Niemczycki znów w bramce
Zgodnie z zapowiedziami, w bramce ponownie stanął Karol Niemczycki, do którego można było mieć pewne pretensje za puszczonego gola z Lechem. Wobec kontuzji Filipa Balaja, miejsce na szpicy zajął Marcos Alvarez. Zabrakło też Michala Siplaka, którego zastąpił Luis Rocha, a Floriana Loshaja zastąpił Damir Sadiković.
Lechia od początku przejęła inicjatywę – starała się narzucić swoje warunki gry. W 5 min główkował jej najgroźniejszy strzelec Flavio Paixao, ale bardzo nieclenie. Od razu odpowiedział Marcos Alvarez, który uderzał bez namysłu i piłka trafiła w boczną siatkę. Krakowianie grali bardzo nerwowo, psuli ataki, niedokładnie podając. Wiadomo, tylko jeden zdobyty punkt powodował frustrację i zniecierpliwienie. W 13 min „Pasy” miały szansę, wykonując rzut wolny z boku pola karnego. Zamiast dośrodkowania mieliśmy bezpośredni strzał w wykonaniu Luisa Rochy, ale uderzenie było zbyt słabe, by stanowić zagrożenie dla gdańskiej defensywy. Dużo było walki w środku pola, Cracovia bardzo pilnowała się, by się nie „otworzyć”. A od czasu do czasu starała się groźniej zaatakować, jak choćby w 23 min gdy strzelał Pelle van Amersfoort, ale na posterunku był Zlatan Alomerović.

_ _ _ _ _ _ _

_Zestaw ćwiczeń_
a. Proszę odtworzyć bez zmian fragment relacji z meczu Cracovii z Lechią, który rozpoczyna się słowami zawierającymi "Lechia od początku", a kończy słowami "był Zlatan Alomerović.".
b. Proszę wypisać bez zmian wiersze z dostarczonych danych, od pierwszego wiersza do wiersza zawierającego "text: — [88, 1012, 103, 1028]" włącznie.

_Wiersze ze źródła danych_

_ _ _ _ _ _ _

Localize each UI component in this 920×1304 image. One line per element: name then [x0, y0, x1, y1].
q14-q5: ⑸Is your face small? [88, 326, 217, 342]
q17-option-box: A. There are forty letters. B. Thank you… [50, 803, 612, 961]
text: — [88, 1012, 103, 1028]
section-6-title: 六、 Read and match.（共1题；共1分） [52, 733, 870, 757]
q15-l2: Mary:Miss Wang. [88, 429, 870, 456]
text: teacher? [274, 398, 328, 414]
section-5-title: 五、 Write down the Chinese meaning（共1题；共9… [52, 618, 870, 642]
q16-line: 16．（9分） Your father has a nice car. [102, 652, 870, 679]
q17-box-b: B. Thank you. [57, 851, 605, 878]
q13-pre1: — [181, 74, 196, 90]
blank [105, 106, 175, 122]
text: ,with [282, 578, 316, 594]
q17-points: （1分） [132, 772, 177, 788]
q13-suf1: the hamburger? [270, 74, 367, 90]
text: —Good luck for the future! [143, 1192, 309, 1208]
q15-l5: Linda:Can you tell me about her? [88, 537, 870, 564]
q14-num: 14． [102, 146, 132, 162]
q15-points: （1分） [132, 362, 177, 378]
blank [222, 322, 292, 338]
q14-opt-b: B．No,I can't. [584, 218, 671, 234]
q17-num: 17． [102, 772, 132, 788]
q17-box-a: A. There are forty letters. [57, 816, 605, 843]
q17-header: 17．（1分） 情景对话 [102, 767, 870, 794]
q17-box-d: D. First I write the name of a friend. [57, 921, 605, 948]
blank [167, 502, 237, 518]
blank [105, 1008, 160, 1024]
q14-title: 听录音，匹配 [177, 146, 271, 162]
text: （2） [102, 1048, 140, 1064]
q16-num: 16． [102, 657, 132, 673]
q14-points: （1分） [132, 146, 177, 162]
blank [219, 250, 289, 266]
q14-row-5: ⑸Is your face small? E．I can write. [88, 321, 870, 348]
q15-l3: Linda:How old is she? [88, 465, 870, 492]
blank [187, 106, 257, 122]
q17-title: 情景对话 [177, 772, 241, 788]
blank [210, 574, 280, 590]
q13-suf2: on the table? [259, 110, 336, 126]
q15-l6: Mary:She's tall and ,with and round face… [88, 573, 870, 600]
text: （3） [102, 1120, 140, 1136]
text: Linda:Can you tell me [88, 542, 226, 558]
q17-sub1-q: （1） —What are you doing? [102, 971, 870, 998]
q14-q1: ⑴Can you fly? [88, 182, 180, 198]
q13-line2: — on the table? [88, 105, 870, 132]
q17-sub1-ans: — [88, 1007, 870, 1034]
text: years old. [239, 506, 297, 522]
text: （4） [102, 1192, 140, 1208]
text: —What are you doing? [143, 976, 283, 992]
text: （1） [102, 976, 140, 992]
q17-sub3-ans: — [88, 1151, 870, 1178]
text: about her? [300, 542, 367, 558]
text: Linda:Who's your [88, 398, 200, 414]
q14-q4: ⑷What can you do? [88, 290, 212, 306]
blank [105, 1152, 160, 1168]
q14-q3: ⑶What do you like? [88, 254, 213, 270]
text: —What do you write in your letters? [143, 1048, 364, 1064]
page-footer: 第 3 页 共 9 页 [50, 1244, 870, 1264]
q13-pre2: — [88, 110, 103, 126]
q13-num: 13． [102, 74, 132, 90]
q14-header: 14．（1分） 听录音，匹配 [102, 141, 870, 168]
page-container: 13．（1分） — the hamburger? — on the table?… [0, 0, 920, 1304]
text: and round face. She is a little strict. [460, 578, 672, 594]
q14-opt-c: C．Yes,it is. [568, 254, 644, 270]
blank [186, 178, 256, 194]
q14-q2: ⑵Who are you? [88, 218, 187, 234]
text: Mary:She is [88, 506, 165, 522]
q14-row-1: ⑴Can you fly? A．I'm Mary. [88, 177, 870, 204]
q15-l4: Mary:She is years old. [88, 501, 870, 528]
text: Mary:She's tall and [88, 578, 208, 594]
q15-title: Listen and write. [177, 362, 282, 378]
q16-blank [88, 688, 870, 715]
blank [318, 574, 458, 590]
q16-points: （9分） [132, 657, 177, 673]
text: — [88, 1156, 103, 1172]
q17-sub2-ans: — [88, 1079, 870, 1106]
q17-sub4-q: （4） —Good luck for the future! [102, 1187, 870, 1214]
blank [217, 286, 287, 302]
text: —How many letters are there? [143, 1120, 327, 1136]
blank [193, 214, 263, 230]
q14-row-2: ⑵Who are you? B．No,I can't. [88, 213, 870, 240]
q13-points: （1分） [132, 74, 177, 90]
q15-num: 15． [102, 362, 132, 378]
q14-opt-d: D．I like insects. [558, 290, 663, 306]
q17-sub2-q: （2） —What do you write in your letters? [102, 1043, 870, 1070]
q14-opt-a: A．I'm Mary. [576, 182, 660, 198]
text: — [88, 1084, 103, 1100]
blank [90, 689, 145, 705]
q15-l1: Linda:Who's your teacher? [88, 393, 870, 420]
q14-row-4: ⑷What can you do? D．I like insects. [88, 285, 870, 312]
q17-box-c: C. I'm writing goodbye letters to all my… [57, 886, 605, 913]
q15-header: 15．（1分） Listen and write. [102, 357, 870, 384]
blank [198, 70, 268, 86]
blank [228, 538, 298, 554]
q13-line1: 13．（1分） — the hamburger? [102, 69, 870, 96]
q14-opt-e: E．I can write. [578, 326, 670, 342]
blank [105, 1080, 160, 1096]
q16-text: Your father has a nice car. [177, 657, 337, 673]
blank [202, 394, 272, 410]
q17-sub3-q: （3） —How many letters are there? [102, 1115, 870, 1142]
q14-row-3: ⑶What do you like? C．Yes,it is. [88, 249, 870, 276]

_ _ _ _ _ _ _

_Lista rozwiązań_
a.
Lechia od początku przejęła inicjatywę – starała się narzucić swoje warunki gry. W 5 min główkował jej najgroźniejszy strzelec Flavio Paixao, ale bardzo nieclenie. Od razu odpowiedział Marcos Alvarez, który uderzał bez namysłu i piłka trafiła w boczną siatkę. Krakowianie grali bardzo nerwowo, psuli ataki, niedokładnie podając. Wiadomo, tylko jeden zdobyty punkt powodował frustrację i zniecierpliwienie. W 13 min „Pasy” miały szansę, wykonując rzut wolny z boku pola karnego. Zamiast dośrodkowania mieliśmy bezpośredni strzał w wykonaniu Luisa Rochy, ale uderzenie było zbyt słabe, by stanowić zagrożenie dla gdańskiej defensywy. Dużo było walki w środku pola, Cracovia bardzo pilnowała się, by się nie „otworzyć”. A od czasu do czasu starała się groźniej zaatakować, jak choćby w 23 min gdy strzelał Pelle van Amersfoort, ale na posterunku był Zlatan Alomerović.

b.
Localize each UI component in this 920×1304 image. One line per element: name then [x0, y0, x1, y1].
q14-q5: ⑸Is your face small? [88, 326, 217, 342]
q17-option-box: A. There are forty letters. B. Thank you… [50, 803, 612, 961]
text: — [88, 1012, 103, 1028]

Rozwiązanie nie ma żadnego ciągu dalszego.